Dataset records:
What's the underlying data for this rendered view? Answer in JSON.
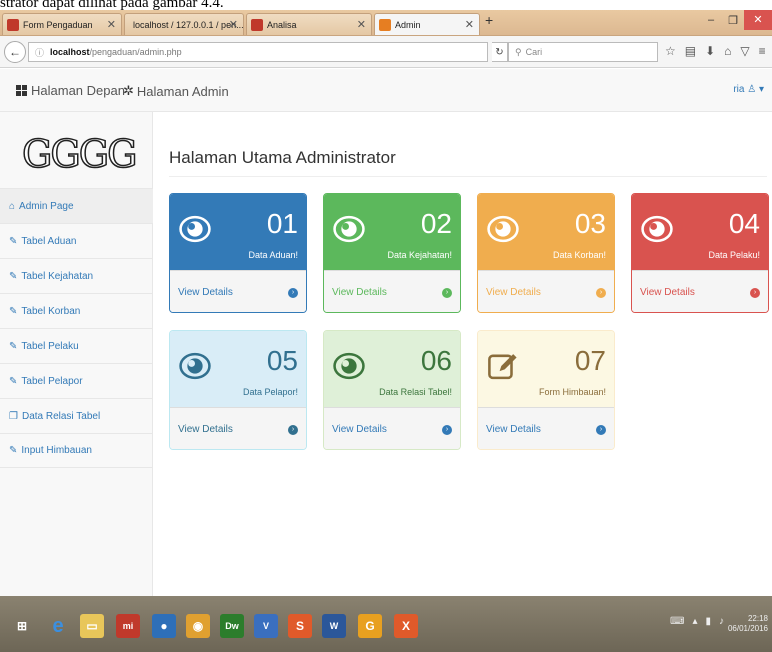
{
  "caption": "strator dapat dilihat pada gambar 4.4.",
  "browser": {
    "tabs": [
      {
        "title": "Form Pengaduan",
        "fav_color": "#c0392b"
      },
      {
        "title": "localhost / 127.0.0.1 / pen...",
        "fav_color": "#f0a94d"
      },
      {
        "title": "Analisa",
        "fav_color": "#c0392b"
      },
      {
        "title": "Admin",
        "fav_color": "#e67e22"
      }
    ],
    "url_host": "localhost",
    "url_path": "/pengaduan/admin.php",
    "search_placeholder": "Cari"
  },
  "header": {
    "brand": "Halaman Depan",
    "admin": "Halaman Admin",
    "user": "ria"
  },
  "sidebar": {
    "items": [
      {
        "label": "Admin Page",
        "icon": "home-icon",
        "glyph": "⌂"
      },
      {
        "label": "Tabel Aduan",
        "icon": "edit-icon",
        "glyph": "✎"
      },
      {
        "label": "Tabel Kejahatan",
        "icon": "edit-icon",
        "glyph": "✎"
      },
      {
        "label": "Tabel Korban",
        "icon": "edit-icon",
        "glyph": "✎"
      },
      {
        "label": "Tabel Pelaku",
        "icon": "edit-icon",
        "glyph": "✎"
      },
      {
        "label": "Tabel Pelapor",
        "icon": "edit-icon",
        "glyph": "✎"
      },
      {
        "label": "Data Relasi Tabel",
        "icon": "copy-icon",
        "glyph": "❐"
      },
      {
        "label": "Input Himbauan",
        "icon": "edit-icon",
        "glyph": "✎"
      }
    ]
  },
  "main": {
    "title": "Halaman Utama Administrator",
    "view_details": "View Details",
    "panels": [
      {
        "num": "01",
        "label": "Data Aduan!",
        "icon": "eye-icon",
        "variant": "primary"
      },
      {
        "num": "02",
        "label": "Data Kejahatan!",
        "icon": "eye-icon",
        "variant": "success"
      },
      {
        "num": "03",
        "label": "Data Korban!",
        "icon": "eye-icon",
        "variant": "warning"
      },
      {
        "num": "04",
        "label": "Data Pelaku!",
        "icon": "eye-icon",
        "variant": "danger"
      },
      {
        "num": "05",
        "label": "Data Pelapor!",
        "icon": "eye-icon",
        "variant": "info-light"
      },
      {
        "num": "06",
        "label": "Data Relasi Tabel!",
        "icon": "eye-icon",
        "variant": "success-light"
      },
      {
        "num": "07",
        "label": "Form Himbauan!",
        "icon": "edit-icon",
        "variant": "warning-light"
      }
    ]
  },
  "taskbar": {
    "time": "22:18",
    "date": "06/01/2016"
  }
}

What needs to be done: Copy out the whole listing exactly, and don't carry over any pictures.

Response below:
What's the underlying data for this rendered view? Answer in JSON.
{
  "caption": "strator dapat dilihat pada gambar 4.4.",
  "browser": {
    "tabs": [
      {
        "title": "Form Pengaduan",
        "fav_color": "#c0392b"
      },
      {
        "title": "localhost / 127.0.0.1 / pen...",
        "fav_color": "#f0a94d"
      },
      {
        "title": "Analisa",
        "fav_color": "#c0392b"
      },
      {
        "title": "Admin",
        "fav_color": "#e67e22"
      }
    ],
    "url_host": "localhost",
    "url_path": "/pengaduan/admin.php",
    "search_placeholder": "Cari"
  },
  "header": {
    "brand": "Halaman Depan",
    "admin": "Halaman Admin",
    "user": "ria"
  },
  "sidebar": {
    "items": [
      {
        "label": "Admin Page",
        "icon": "home-icon",
        "glyph": "⌂"
      },
      {
        "label": "Tabel Aduan",
        "icon": "edit-icon",
        "glyph": "✎"
      },
      {
        "label": "Tabel Kejahatan",
        "icon": "edit-icon",
        "glyph": "✎"
      },
      {
        "label": "Tabel Korban",
        "icon": "edit-icon",
        "glyph": "✎"
      },
      {
        "label": "Tabel Pelaku",
        "icon": "edit-icon",
        "glyph": "✎"
      },
      {
        "label": "Tabel Pelapor",
        "icon": "edit-icon",
        "glyph": "✎"
      },
      {
        "label": "Data Relasi Tabel",
        "icon": "copy-icon",
        "glyph": "❐"
      },
      {
        "label": "Input Himbauan",
        "icon": "edit-icon",
        "glyph": "✎"
      }
    ]
  },
  "main": {
    "title": "Halaman Utama Administrator",
    "view_details": "View Details",
    "panels": [
      {
        "num": "01",
        "label": "Data Aduan!",
        "icon": "eye-icon",
        "variant": "primary"
      },
      {
        "num": "02",
        "label": "Data Kejahatan!",
        "icon": "eye-icon",
        "variant": "success"
      },
      {
        "num": "03",
        "label": "Data Korban!",
        "icon": "eye-icon",
        "variant": "warning"
      },
      {
        "num": "04",
        "label": "Data Pelaku!",
        "icon": "eye-icon",
        "variant": "danger"
      },
      {
        "num": "05",
        "label": "Data Pelapor!",
        "icon": "eye-icon",
        "variant": "info-light"
      },
      {
        "num": "06",
        "label": "Data Relasi Tabel!",
        "icon": "eye-icon",
        "variant": "success-light"
      },
      {
        "num": "07",
        "label": "Form Himbauan!",
        "icon": "edit-icon",
        "variant": "warning-light"
      }
    ]
  },
  "taskbar": {
    "time": "22:18",
    "date": "06/01/2016"
  }
}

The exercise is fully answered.